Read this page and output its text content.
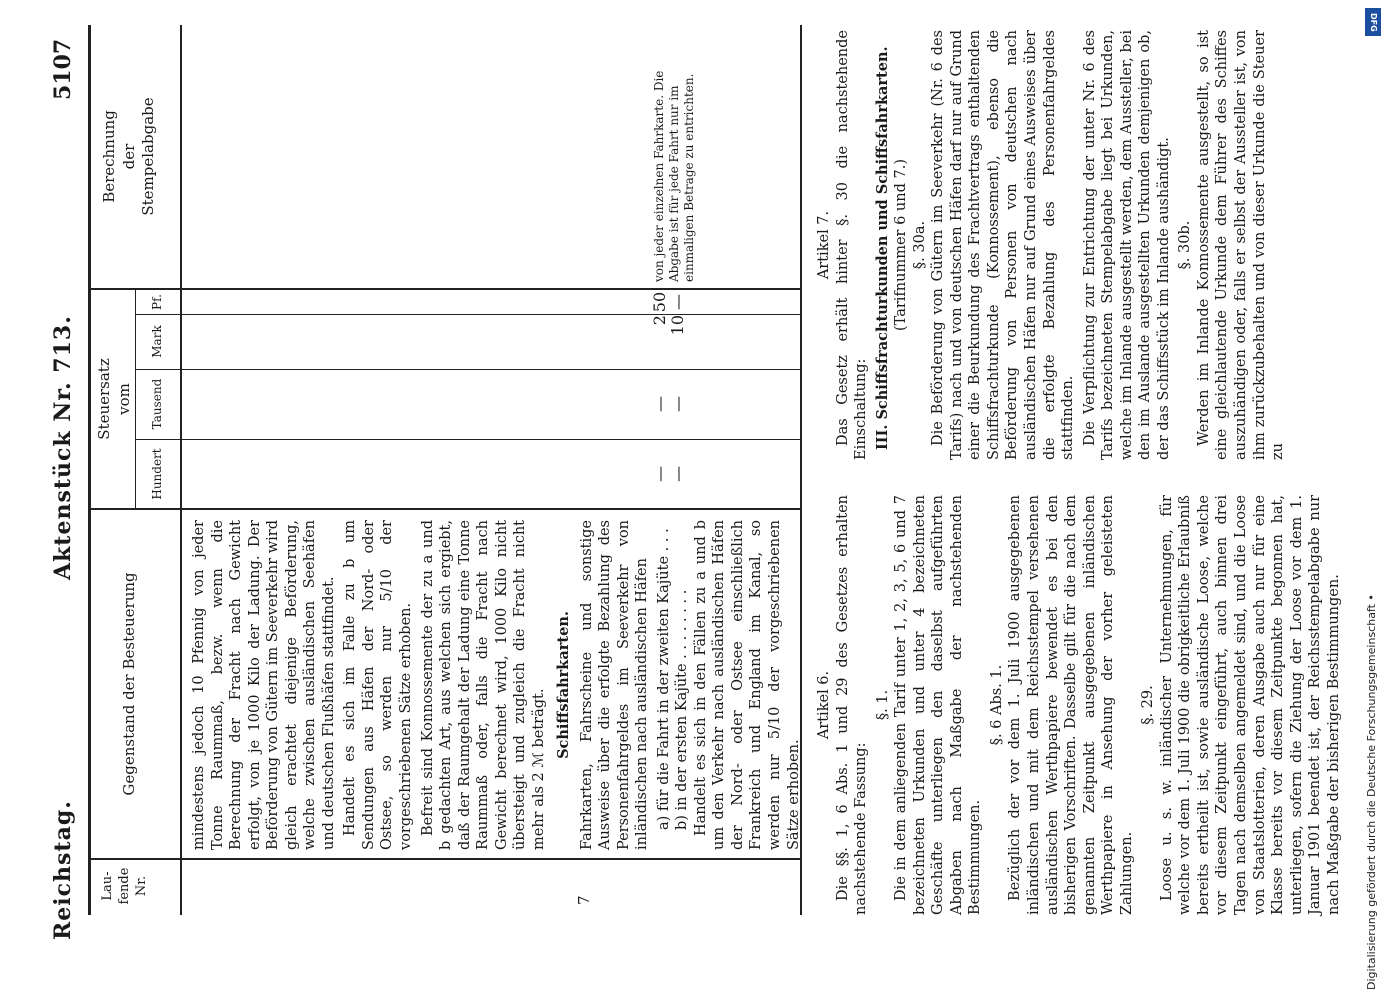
Reichstag.
Aktenstück Nr. 713.
5107
Lau-
fende
Nr.
Gegenstand der Besteuerung
Steuersatz
vom
Hundert
Tausend
Mark
Pf.
Berechnung
der
Stempelabgabe

mindestens jedoch 10 Pfennig von jeder Tonne Raummaß, bezw. wenn die Berechnung der Fracht nach Gewicht erfolgt, von je 1000 Kilo der Ladung. Der Beförderung von Gütern im Seeverkehr wird gleich erachtet diejenige Beförderung, welche zwischen ausländischen Seehäfen und deutschen Flußhäfen stattfindet. Handelt es sich im Falle zu b um Sendungen aus Häfen der Nord- oder Ostsee, so werden nur 5/10 der vorgeschriebenen Sätze erhoben. Befreit sind Konnossemente der zu a und b gedachten Art, aus welchen sich ergiebt, daß der Raumgehalt der Ladung eine Tonne Raummaß oder, falls die Fracht nach Gewicht berechnet wird, 1000 Kilo nicht übersteigt und zugleich die Fracht nicht mehr als 2 ℳ beträgt.

7
Schiffsfahrkarten. Fahrkarten, Fahrscheine und sonstige Ausweise über die erfolgte Bezahlung des Personenfahrgeldes im Seeverkehr von inländischen nach ausländischen Häfen a) für die Fahrt in der zweiten Kajüte . . . b) in der ersten Kajüte . . . . . . . . Handelt es sich in den Fällen zu a und b um den Verkehr nach ausländischen Häfen der Nord- oder Ostsee einschließlich Frankreich und England im Kanal, so werden nur 5/10 der vorgeschriebenen Sätze erhoben.

— —
— —
2 10
50 —
von jeder einzelnen Fahrkarte. Die Abgabe ist für jede Fahrt nur im einmaligen Betrage zu entrichten.
Artikel 6. Die §§. 1, 6 Abs. 1 und 29 des Gesetzes erhalten nachstehende Fassung:

§. 1. Die in dem anliegenden Tarif unter 1, 2, 3, 5, 6 und 7 bezeichneten Urkunden und unter 4 bezeichneten Geschäfte unterliegen den daselbst aufgeführten Abgaben nach Maßgabe der nachstehenden Bestimmungen.

§. 6 Abs. 1. Bezüglich der vor dem 1. Juli 1900 ausgegebenen inländischen und mit dem Reichsstempel versehenen ausländischen Werthpapiere bewendet es bei den bisherigen Vorschriften. Dasselbe gilt für die nach dem genannten Zeitpunkt ausgegebenen inländischen Werthpapiere in Ansehung der vorher geleisteten Zahlungen.

§. 29. Loose u. s. w. inländischer Unternehmungen, für welche vor dem 1. Juli 1900 die obrigkeitliche Erlaubniß bereits ertheilt ist, sowie ausländische Loose, welche vor diesem Zeitpunkt eingeführt, auch binnen drei Tagen nach demselben angemeldet sind, und die Loose von Staatslotterien, deren Ausgabe auch nur für eine Klasse bereits vor diesem Zeitpunkte begonnen hat, unterliegen, sofern die Ziehung der Loose vor dem 1. Januar 1901 beendet ist, der Reichsstempelabgabe nur nach Maßgabe der bisherigen Bestimmungen.

Artikel 7. Das Gesetz erhält hinter §. 30 die nachstehende Einschaltung: III. Schiffsfrachturkunden und Schiffsfahrkarten. (Tarifnummer 6 und 7.) §. 30a. Die Beförderung von Gütern im Seeverkehr (Nr. 6 des Tarifs) nach und von deutschen Häfen darf nur auf Grund einer die Beurkundung des Frachtvertrags enthaltenden Schiffsfrachturkunde (Konnossement), ebenso die Beförderung von Personen von deutschen nach ausländischen Häfen nur auf Grund eines Ausweises über die erfolgte Bezahlung des Personenfahrgeldes stattfinden. Die Verpflichtung zur Entrichtung der unter Nr. 6 des Tarifs bezeichneten Stempelabgabe liegt bei Urkunden, welche im Inlande ausgestellt werden, dem Aussteller, bei den im Auslande ausgestellten Urkunden demjenigen ob, der das Schiffsstück im Inlande aushändigt. §. 30b. Werden im Inlande Konnossemente ausgestellt, so ist eine gleichlautende Urkunde dem Führer des Schiffes auszuhändigen oder, falls er selbst der Aussteller ist, von ihm zurückzubehalten und von dieser Urkunde die Steuer zu

Digitalisierung gefördert durch die Deutsche Forschungsgemeinschaft •
DFG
------------
[Exercise task] Copy out each line word for word, please, skipping the images.

[Task output]
Read this page and output its text content.
Reichstag.
Aktenstück Nr. 713.
5107
Lau-
fende
Nr.
Gegenstand der Besteuerung
Steuersatz
vom
Hundert
Tausend
Mark
Pf.
Berechnung
der
Stempelabgabe

mindestens jedoch 10 Pfennig von jeder Tonne Raummaß, bezw. wenn die Berechnung der Fracht nach Gewicht erfolgt, von je 1000 Kilo der Ladung. Der Beförderung von Gütern im Seeverkehr wird gleich erachtet diejenige Beförderung, welche zwischen ausländischen Seehäfen und deutschen Flußhäfen stattfindet. Handelt es sich im Falle zu b um Sendungen aus Häfen der Nord- oder Ostsee, so werden nur 5/10 der vorgeschriebenen Sätze erhoben. Befreit sind Konnossemente der zu a und b gedachten Art, aus welchen sich ergiebt, daß der Raumgehalt der Ladung eine Tonne Raummaß oder, falls die Fracht nach Gewicht berechnet wird, 1000 Kilo nicht übersteigt und zugleich die Fracht nicht mehr als 2 ℳ beträgt.

7
Schiffsfahrkarten. Fahrkarten, Fahrscheine und sonstige Ausweise über die erfolgte Bezahlung des Personenfahrgeldes im Seeverkehr von inländischen nach ausländischen Häfen a) für die Fahrt in der zweiten Kajüte . . . b) in der ersten Kajüte . . . . . . . . Handelt es sich in den Fällen zu a und b um den Verkehr nach ausländischen Häfen der Nord- oder Ostsee einschließlich Frankreich und England im Kanal, so werden nur 5/10 der vorgeschriebenen Sätze erhoben.

— —
— —
2 10
50 —
von jeder einzelnen Fahrkarte. Die Abgabe ist für jede Fahrt nur im einmaligen Betrage zu entrichten.
Artikel 6. Die §§. 1, 6 Abs. 1 und 29 des Gesetzes erhalten nachstehende Fassung:

§. 1. Die in dem anliegenden Tarif unter 1, 2, 3, 5, 6 und 7 bezeichneten Urkunden und unter 4 bezeichneten Geschäfte unterliegen den daselbst aufgeführten Abgaben nach Maßgabe der nachstehenden Bestimmungen.

§. 6 Abs. 1. Bezüglich der vor dem 1. Juli 1900 ausgegebenen inländischen und mit dem Reichsstempel versehenen ausländischen Werthpapiere bewendet es bei den bisherigen Vorschriften. Dasselbe gilt für die nach dem genannten Zeitpunkt ausgegebenen inländischen Werthpapiere in Ansehung der vorher geleisteten Zahlungen.

§. 29. Loose u. s. w. inländischer Unternehmungen, für welche vor dem 1. Juli 1900 die obrigkeitliche Erlaubniß bereits ertheilt ist, sowie ausländische Loose, welche vor diesem Zeitpunkt eingeführt, auch binnen drei Tagen nach demselben angemeldet sind, und die Loose von Staatslotterien, deren Ausgabe auch nur für eine Klasse bereits vor diesem Zeitpunkte begonnen hat, unterliegen, sofern die Ziehung der Loose vor dem 1. Januar 1901 beendet ist, der Reichsstempelabgabe nur nach Maßgabe der bisherigen Bestimmungen.

Artikel 7. Das Gesetz erhält hinter §. 30 die nachstehende Einschaltung: III. Schiffsfrachturkunden und Schiffsfahrkarten. (Tarifnummer 6 und 7.) §. 30a. Die Beförderung von Gütern im Seeverkehr (Nr. 6 des Tarifs) nach und von deutschen Häfen darf nur auf Grund einer die Beurkundung des Frachtvertrags enthaltenden Schiffsfrachturkunde (Konnossement), ebenso die Beförderung von Personen von deutschen nach ausländischen Häfen nur auf Grund eines Ausweises über die erfolgte Bezahlung des Personenfahrgeldes stattfinden. Die Verpflichtung zur Entrichtung der unter Nr. 6 des Tarifs bezeichneten Stempelabgabe liegt bei Urkunden, welche im Inlande ausgestellt werden, dem Aussteller, bei den im Auslande ausgestellten Urkunden demjenigen ob, der das Schiffsstück im Inlande aushändigt. §. 30b. Werden im Inlande Konnossemente ausgestellt, so ist eine gleichlautende Urkunde dem Führer des Schiffes auszuhändigen oder, falls er selbst der Aussteller ist, von ihm zurückzubehalten und von dieser Urkunde die Steuer zu

Digitalisierung gefördert durch die Deutsche Forschungsgemeinschaft •
DFG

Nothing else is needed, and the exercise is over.